--- TASK TO CARRY OUT ---
Reproduce the whole listing, character for character.

--- LISTED ENTRIES ---
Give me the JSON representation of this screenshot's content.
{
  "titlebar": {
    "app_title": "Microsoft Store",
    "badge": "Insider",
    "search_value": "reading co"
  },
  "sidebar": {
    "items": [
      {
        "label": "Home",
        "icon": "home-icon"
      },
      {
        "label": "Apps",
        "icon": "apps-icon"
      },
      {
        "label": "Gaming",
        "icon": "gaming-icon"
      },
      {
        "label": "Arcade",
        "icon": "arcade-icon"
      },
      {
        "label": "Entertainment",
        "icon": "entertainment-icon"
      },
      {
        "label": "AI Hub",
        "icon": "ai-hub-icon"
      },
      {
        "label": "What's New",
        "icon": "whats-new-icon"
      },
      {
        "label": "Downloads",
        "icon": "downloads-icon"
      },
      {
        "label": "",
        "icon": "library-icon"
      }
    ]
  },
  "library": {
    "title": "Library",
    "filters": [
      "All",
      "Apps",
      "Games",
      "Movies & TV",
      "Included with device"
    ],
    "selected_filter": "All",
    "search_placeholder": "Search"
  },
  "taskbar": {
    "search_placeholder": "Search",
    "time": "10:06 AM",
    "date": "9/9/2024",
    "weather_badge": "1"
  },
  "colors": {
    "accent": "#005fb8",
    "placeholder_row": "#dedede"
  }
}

--- RESULT BELOW ---
Give me the JSON representation of this screenshot's content.
{
  "titlebar": {
    "app_title": "Microsoft Store",
    "badge": "Insider",
    "search_value": "reading co"
  },
  "sidebar": {
    "items": [
      {
        "label": "Home",
        "icon": "home-icon"
      },
      {
        "label": "Apps",
        "icon": "apps-icon"
      },
      {
        "label": "Gaming",
        "icon": "gaming-icon"
      },
      {
        "label": "Arcade",
        "icon": "arcade-icon"
      },
      {
        "label": "Entertainment",
        "icon": "entertainment-icon"
      },
      {
        "label": "AI Hub",
        "icon": "ai-hub-icon"
      },
      {
        "label": "What's New",
        "icon": "whats-new-icon"
      },
      {
        "label": "Downloads",
        "icon": "downloads-icon"
      },
      {
        "label": "",
        "icon": "library-icon"
      }
    ]
  },
  "library": {
    "title": "Library",
    "filters": [
      "All",
      "Apps",
      "Games",
      "Movies & TV",
      "Included with device"
    ],
    "selected_filter": "All",
    "search_placeholder": "Search"
  },
  "taskbar": {
    "search_placeholder": "Search",
    "time": "10:06 AM",
    "date": "9/9/2024",
    "weather_badge": "1"
  },
  "colors": {
    "accent": "#005fb8",
    "placeholder_row": "#dedede"
  }
}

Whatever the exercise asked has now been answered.